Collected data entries
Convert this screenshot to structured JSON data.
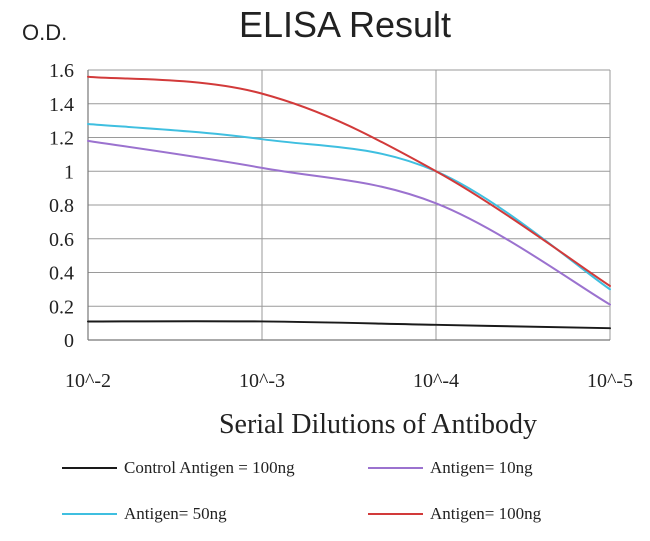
{
  "chart_data": {
    "type": "line",
    "title": "ELISA Result",
    "ylabel": "O.D.",
    "xlabel": "Serial Dilutions  of Antibody",
    "categories": [
      "10^-2",
      "10^-3",
      "10^-4",
      "10^-5"
    ],
    "ylim": [
      0,
      1.6
    ],
    "yticks": [
      "0",
      "0.2",
      "0.4",
      "0.6",
      "0.8",
      "1",
      "1.2",
      "1.4",
      "1.6"
    ],
    "grid": true,
    "legend_position": "bottom",
    "series": [
      {
        "name": "Control Antigen = 100ng",
        "color": "#1a1a1a",
        "values": [
          0.11,
          0.11,
          0.09,
          0.07
        ]
      },
      {
        "name": "Antigen= 10ng",
        "color": "#9b72cf",
        "values": [
          1.18,
          1.02,
          0.81,
          0.21
        ]
      },
      {
        "name": "Antigen= 50ng",
        "color": "#3fbfe0",
        "values": [
          1.28,
          1.19,
          1.0,
          0.3
        ]
      },
      {
        "name": "Antigen= 100ng",
        "color": "#d23a3a",
        "values": [
          1.56,
          1.46,
          1.0,
          0.32
        ]
      }
    ]
  }
}
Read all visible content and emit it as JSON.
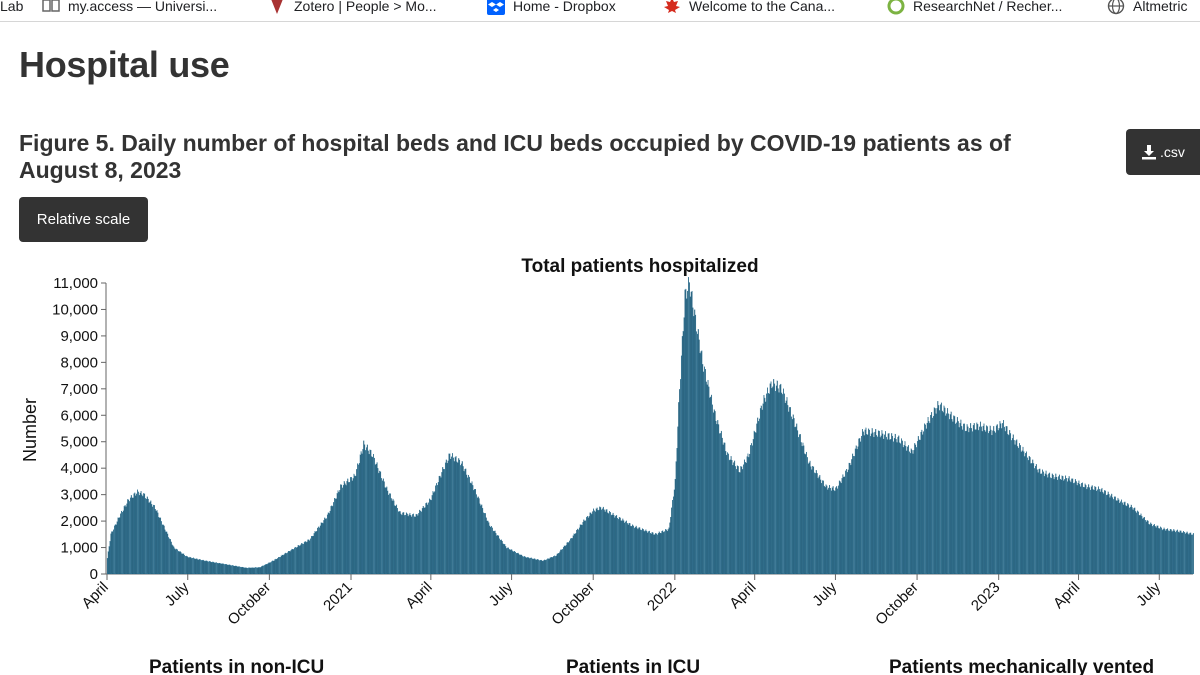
{
  "bookmarks": [
    {
      "label": "Lab",
      "icon": "none"
    },
    {
      "label": "my.access — Universi...",
      "icon": "book-icon"
    },
    {
      "label": "Zotero | People > Mo...",
      "icon": "zotero-icon"
    },
    {
      "label": "Home - Dropbox",
      "icon": "dropbox-icon"
    },
    {
      "label": "Welcome to the Cana...",
      "icon": "maple-leaf-icon"
    },
    {
      "label": "ResearchNet / Recher...",
      "icon": "researchnet-icon"
    },
    {
      "label": "Altmetric",
      "icon": "globe-icon"
    }
  ],
  "page": {
    "heading": "Hospital use",
    "figure_title": "Figure 5. Daily number of hospital beds and ICU beds occupied by COVID-19 patients as of August 8, 2023",
    "csv_button": ".csv",
    "relative_scale_button": "Relative scale",
    "sub_charts": [
      "Patients in non-ICU",
      "Patients in ICU",
      "Patients mechanically vented"
    ]
  },
  "colors": {
    "bar_fill": "#0f4a67",
    "bar_edge": "#2b7fa6",
    "button_bg": "#333333"
  },
  "chart_data": {
    "type": "bar",
    "title": "Total patients hospitalized",
    "xlabel": "",
    "ylabel": "Number",
    "ylim": [
      0,
      11000
    ],
    "yticks": [
      0,
      1000,
      2000,
      3000,
      4000,
      5000,
      6000,
      7000,
      8000,
      9000,
      10000,
      11000
    ],
    "ytick_labels": [
      "0",
      "1,000",
      "2,000",
      "3,000",
      "4,000",
      "5,000",
      "6,000",
      "7,000",
      "8,000",
      "9,000",
      "10,000",
      "11,000"
    ],
    "xticks": [
      {
        "label": "April",
        "date": "2020-04-01"
      },
      {
        "label": "July",
        "date": "2020-07-01"
      },
      {
        "label": "October",
        "date": "2020-10-01"
      },
      {
        "label": "2021",
        "date": "2021-01-01"
      },
      {
        "label": "April",
        "date": "2021-04-01"
      },
      {
        "label": "July",
        "date": "2021-07-01"
      },
      {
        "label": "October",
        "date": "2021-10-01"
      },
      {
        "label": "2022",
        "date": "2022-01-01"
      },
      {
        "label": "April",
        "date": "2022-04-01"
      },
      {
        "label": "July",
        "date": "2022-07-01"
      },
      {
        "label": "October",
        "date": "2022-10-01"
      },
      {
        "label": "2023",
        "date": "2023-01-01"
      },
      {
        "label": "April",
        "date": "2023-04-01"
      },
      {
        "label": "July",
        "date": "2023-07-01"
      }
    ],
    "x_range": [
      "2020-04-01",
      "2023-08-08"
    ],
    "series": [
      {
        "name": "Total patients hospitalized",
        "points": [
          [
            "2020-04-01",
            600
          ],
          [
            "2020-04-05",
            1500
          ],
          [
            "2020-04-15",
            2200
          ],
          [
            "2020-04-25",
            2800
          ],
          [
            "2020-05-05",
            3100
          ],
          [
            "2020-05-12",
            3000
          ],
          [
            "2020-05-25",
            2500
          ],
          [
            "2020-06-05",
            1700
          ],
          [
            "2020-06-15",
            1000
          ],
          [
            "2020-06-30",
            650
          ],
          [
            "2020-07-20",
            500
          ],
          [
            "2020-08-15",
            350
          ],
          [
            "2020-09-05",
            230
          ],
          [
            "2020-09-20",
            250
          ],
          [
            "2020-10-05",
            500
          ],
          [
            "2020-10-25",
            900
          ],
          [
            "2020-11-15",
            1300
          ],
          [
            "2020-12-05",
            2200
          ],
          [
            "2020-12-20",
            3300
          ],
          [
            "2021-01-05",
            3700
          ],
          [
            "2021-01-15",
            4900
          ],
          [
            "2021-01-25",
            4500
          ],
          [
            "2021-02-10",
            3200
          ],
          [
            "2021-02-25",
            2300
          ],
          [
            "2021-03-15",
            2200
          ],
          [
            "2021-03-31",
            2800
          ],
          [
            "2021-04-15",
            4000
          ],
          [
            "2021-04-22",
            4500
          ],
          [
            "2021-05-05",
            4200
          ],
          [
            "2021-05-20",
            3200
          ],
          [
            "2021-06-05",
            1900
          ],
          [
            "2021-06-25",
            1000
          ],
          [
            "2021-07-15",
            650
          ],
          [
            "2021-08-05",
            500
          ],
          [
            "2021-08-20",
            700
          ],
          [
            "2021-09-05",
            1300
          ],
          [
            "2021-09-20",
            2000
          ],
          [
            "2021-10-01",
            2400
          ],
          [
            "2021-10-10",
            2500
          ],
          [
            "2021-10-25",
            2200
          ],
          [
            "2021-11-15",
            1800
          ],
          [
            "2021-12-10",
            1500
          ],
          [
            "2021-12-25",
            1700
          ],
          [
            "2022-01-01",
            3500
          ],
          [
            "2022-01-06",
            7000
          ],
          [
            "2022-01-12",
            10500
          ],
          [
            "2022-01-17",
            11000
          ],
          [
            "2022-02-01",
            8000
          ],
          [
            "2022-02-15",
            6000
          ],
          [
            "2022-03-01",
            4500
          ],
          [
            "2022-03-15",
            3900
          ],
          [
            "2022-03-25",
            4500
          ],
          [
            "2022-04-10",
            6500
          ],
          [
            "2022-04-20",
            7200
          ],
          [
            "2022-05-01",
            7000
          ],
          [
            "2022-05-15",
            5800
          ],
          [
            "2022-06-01",
            4200
          ],
          [
            "2022-06-20",
            3300
          ],
          [
            "2022-07-01",
            3200
          ],
          [
            "2022-07-15",
            4000
          ],
          [
            "2022-08-01",
            5400
          ],
          [
            "2022-08-20",
            5300
          ],
          [
            "2022-09-10",
            5100
          ],
          [
            "2022-09-25",
            4600
          ],
          [
            "2022-10-10",
            5600
          ],
          [
            "2022-10-25",
            6400
          ],
          [
            "2022-11-10",
            5900
          ],
          [
            "2022-11-25",
            5500
          ],
          [
            "2022-12-10",
            5600
          ],
          [
            "2022-12-25",
            5400
          ],
          [
            "2023-01-05",
            5700
          ],
          [
            "2023-01-15",
            5200
          ],
          [
            "2023-02-01",
            4500
          ],
          [
            "2023-02-15",
            3900
          ],
          [
            "2023-03-01",
            3700
          ],
          [
            "2023-03-20",
            3600
          ],
          [
            "2023-04-10",
            3300
          ],
          [
            "2023-04-25",
            3200
          ],
          [
            "2023-05-15",
            2800
          ],
          [
            "2023-06-01",
            2500
          ],
          [
            "2023-06-20",
            1900
          ],
          [
            "2023-07-05",
            1700
          ],
          [
            "2023-07-25",
            1600
          ],
          [
            "2023-08-08",
            1500
          ]
        ]
      }
    ]
  }
}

Exercise directions: Images are to be omitted; repeat the remaining data above exactly.

Output:
Convert this screenshot to structured JSON data.
{
  "chart_data": {
    "type": "line",
    "title": "ELISA Result",
    "ylabel": "O.D.",
    "xlabel": "Serial Dilutions  of Antibody",
    "categories": [
      "10^-2",
      "10^-3",
      "10^-4",
      "10^-5"
    ],
    "ylim": [
      0,
      1.6
    ],
    "yticks": [
      "0",
      "0.2",
      "0.4",
      "0.6",
      "0.8",
      "1",
      "1.2",
      "1.4",
      "1.6"
    ],
    "grid": true,
    "legend_position": "bottom",
    "series": [
      {
        "name": "Control Antigen = 100ng",
        "color": "#1a1a1a",
        "values": [
          0.11,
          0.11,
          0.09,
          0.07
        ]
      },
      {
        "name": "Antigen= 10ng",
        "color": "#9b72cf",
        "values": [
          1.18,
          1.02,
          0.81,
          0.21
        ]
      },
      {
        "name": "Antigen= 50ng",
        "color": "#3fbfe0",
        "values": [
          1.28,
          1.19,
          1.0,
          0.3
        ]
      },
      {
        "name": "Antigen= 100ng",
        "color": "#d23a3a",
        "values": [
          1.56,
          1.46,
          1.0,
          0.32
        ]
      }
    ]
  }
}
Read all visible content and emit it as JSON.
{
  "bookmarks": [
    {
      "label": "Lab",
      "icon": "none"
    },
    {
      "label": "my.access — Universi...",
      "icon": "book-icon"
    },
    {
      "label": "Zotero | People > Mo...",
      "icon": "zotero-icon"
    },
    {
      "label": "Home - Dropbox",
      "icon": "dropbox-icon"
    },
    {
      "label": "Welcome to the Cana...",
      "icon": "maple-leaf-icon"
    },
    {
      "label": "ResearchNet / Recher...",
      "icon": "researchnet-icon"
    },
    {
      "label": "Altmetric",
      "icon": "globe-icon"
    }
  ],
  "page": {
    "heading": "Hospital use",
    "figure_title": "Figure 5. Daily number of hospital beds and ICU beds occupied by COVID-19 patients as of August 8, 2023",
    "csv_button": ".csv",
    "relative_scale_button": "Relative scale",
    "sub_charts": [
      "Patients in non-ICU",
      "Patients in ICU",
      "Patients mechanically vented"
    ]
  },
  "colors": {
    "bar_fill": "#0f4a67",
    "bar_edge": "#2b7fa6",
    "button_bg": "#333333"
  },
  "chart_data": {
    "type": "bar",
    "title": "Total patients hospitalized",
    "xlabel": "",
    "ylabel": "Number",
    "ylim": [
      0,
      11000
    ],
    "yticks": [
      0,
      1000,
      2000,
      3000,
      4000,
      5000,
      6000,
      7000,
      8000,
      9000,
      10000,
      11000
    ],
    "ytick_labels": [
      "0",
      "1,000",
      "2,000",
      "3,000",
      "4,000",
      "5,000",
      "6,000",
      "7,000",
      "8,000",
      "9,000",
      "10,000",
      "11,000"
    ],
    "xticks": [
      {
        "label": "April",
        "date": "2020-04-01"
      },
      {
        "label": "July",
        "date": "2020-07-01"
      },
      {
        "label": "October",
        "date": "2020-10-01"
      },
      {
        "label": "2021",
        "date": "2021-01-01"
      },
      {
        "label": "April",
        "date": "2021-04-01"
      },
      {
        "label": "July",
        "date": "2021-07-01"
      },
      {
        "label": "October",
        "date": "2021-10-01"
      },
      {
        "label": "2022",
        "date": "2022-01-01"
      },
      {
        "label": "April",
        "date": "2022-04-01"
      },
      {
        "label": "July",
        "date": "2022-07-01"
      },
      {
        "label": "October",
        "date": "2022-10-01"
      },
      {
        "label": "2023",
        "date": "2023-01-01"
      },
      {
        "label": "April",
        "date": "2023-04-01"
      },
      {
        "label": "July",
        "date": "2023-07-01"
      }
    ],
    "x_range": [
      "2020-04-01",
      "2023-08-08"
    ],
    "series": [
      {
        "name": "Total patients hospitalized",
        "points": [
          [
            "2020-04-01",
            600
          ],
          [
            "2020-04-05",
            1500
          ],
          [
            "2020-04-15",
            2200
          ],
          [
            "2020-04-25",
            2800
          ],
          [
            "2020-05-05",
            3100
          ],
          [
            "2020-05-12",
            3000
          ],
          [
            "2020-05-25",
            2500
          ],
          [
            "2020-06-05",
            1700
          ],
          [
            "2020-06-15",
            1000
          ],
          [
            "2020-06-30",
            650
          ],
          [
            "2020-07-20",
            500
          ],
          [
            "2020-08-15",
            350
          ],
          [
            "2020-09-05",
            230
          ],
          [
            "2020-09-20",
            250
          ],
          [
            "2020-10-05",
            500
          ],
          [
            "2020-10-25",
            900
          ],
          [
            "2020-11-15",
            1300
          ],
          [
            "2020-12-05",
            2200
          ],
          [
            "2020-12-20",
            3300
          ],
          [
            "2021-01-05",
            3700
          ],
          [
            "2021-01-15",
            4900
          ],
          [
            "2021-01-25",
            4500
          ],
          [
            "2021-02-10",
            3200
          ],
          [
            "2021-02-25",
            2300
          ],
          [
            "2021-03-15",
            2200
          ],
          [
            "2021-03-31",
            2800
          ],
          [
            "2021-04-15",
            4000
          ],
          [
            "2021-04-22",
            4500
          ],
          [
            "2021-05-05",
            4200
          ],
          [
            "2021-05-20",
            3200
          ],
          [
            "2021-06-05",
            1900
          ],
          [
            "2021-06-25",
            1000
          ],
          [
            "2021-07-15",
            650
          ],
          [
            "2021-08-05",
            500
          ],
          [
            "2021-08-20",
            700
          ],
          [
            "2021-09-05",
            1300
          ],
          [
            "2021-09-20",
            2000
          ],
          [
            "2021-10-01",
            2400
          ],
          [
            "2021-10-10",
            2500
          ],
          [
            "2021-10-25",
            2200
          ],
          [
            "2021-11-15",
            1800
          ],
          [
            "2021-12-10",
            1500
          ],
          [
            "2021-12-25",
            1700
          ],
          [
            "2022-01-01",
            3500
          ],
          [
            "2022-01-06",
            7000
          ],
          [
            "2022-01-12",
            10500
          ],
          [
            "2022-01-17",
            11000
          ],
          [
            "2022-02-01",
            8000
          ],
          [
            "2022-02-15",
            6000
          ],
          [
            "2022-03-01",
            4500
          ],
          [
            "2022-03-15",
            3900
          ],
          [
            "2022-03-25",
            4500
          ],
          [
            "2022-04-10",
            6500
          ],
          [
            "2022-04-20",
            7200
          ],
          [
            "2022-05-01",
            7000
          ],
          [
            "2022-05-15",
            5800
          ],
          [
            "2022-06-01",
            4200
          ],
          [
            "2022-06-20",
            3300
          ],
          [
            "2022-07-01",
            3200
          ],
          [
            "2022-07-15",
            4000
          ],
          [
            "2022-08-01",
            5400
          ],
          [
            "2022-08-20",
            5300
          ],
          [
            "2022-09-10",
            5100
          ],
          [
            "2022-09-25",
            4600
          ],
          [
            "2022-10-10",
            5600
          ],
          [
            "2022-10-25",
            6400
          ],
          [
            "2022-11-10",
            5900
          ],
          [
            "2022-11-25",
            5500
          ],
          [
            "2022-12-10",
            5600
          ],
          [
            "2022-12-25",
            5400
          ],
          [
            "2023-01-05",
            5700
          ],
          [
            "2023-01-15",
            5200
          ],
          [
            "2023-02-01",
            4500
          ],
          [
            "2023-02-15",
            3900
          ],
          [
            "2023-03-01",
            3700
          ],
          [
            "2023-03-20",
            3600
          ],
          [
            "2023-04-10",
            3300
          ],
          [
            "2023-04-25",
            3200
          ],
          [
            "2023-05-15",
            2800
          ],
          [
            "2023-06-01",
            2500
          ],
          [
            "2023-06-20",
            1900
          ],
          [
            "2023-07-05",
            1700
          ],
          [
            "2023-07-25",
            1600
          ],
          [
            "2023-08-08",
            1500
          ]
        ]
      }
    ]
  }
}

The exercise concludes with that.